▶ TASK BRIEF:
All lines holding the string "prime" are to be shown.

▶ GIVEN RECORDS:
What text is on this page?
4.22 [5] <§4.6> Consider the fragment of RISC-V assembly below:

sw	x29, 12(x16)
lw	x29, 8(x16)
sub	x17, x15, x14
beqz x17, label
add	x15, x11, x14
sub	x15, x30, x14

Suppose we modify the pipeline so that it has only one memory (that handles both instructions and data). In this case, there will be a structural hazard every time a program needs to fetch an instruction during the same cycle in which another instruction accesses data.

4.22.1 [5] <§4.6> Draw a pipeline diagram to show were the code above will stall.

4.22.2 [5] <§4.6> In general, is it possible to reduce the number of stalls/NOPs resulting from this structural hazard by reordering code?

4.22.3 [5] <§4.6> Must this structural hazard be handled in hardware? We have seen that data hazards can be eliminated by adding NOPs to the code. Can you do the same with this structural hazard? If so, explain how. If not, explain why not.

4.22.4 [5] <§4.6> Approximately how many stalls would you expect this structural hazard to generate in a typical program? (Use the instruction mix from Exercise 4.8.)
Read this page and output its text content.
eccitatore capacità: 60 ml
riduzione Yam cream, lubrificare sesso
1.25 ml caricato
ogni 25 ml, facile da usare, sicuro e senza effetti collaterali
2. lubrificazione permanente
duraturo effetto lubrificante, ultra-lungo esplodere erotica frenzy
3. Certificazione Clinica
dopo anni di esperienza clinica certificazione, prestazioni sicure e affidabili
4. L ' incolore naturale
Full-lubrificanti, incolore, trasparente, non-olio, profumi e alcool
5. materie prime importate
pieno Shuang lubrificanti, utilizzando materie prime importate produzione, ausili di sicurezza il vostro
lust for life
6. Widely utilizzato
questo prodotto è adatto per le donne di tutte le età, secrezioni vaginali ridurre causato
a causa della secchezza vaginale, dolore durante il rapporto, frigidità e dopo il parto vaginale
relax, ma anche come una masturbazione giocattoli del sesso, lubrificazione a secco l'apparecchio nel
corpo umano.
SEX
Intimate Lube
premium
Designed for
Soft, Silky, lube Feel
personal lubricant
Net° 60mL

▶ REPLY TO THE EXERCISE:
5. materie prime importate
pieno Shuang lubrificanti, utilizzando materie prime importate produzione, ausili di sicurezza il vostro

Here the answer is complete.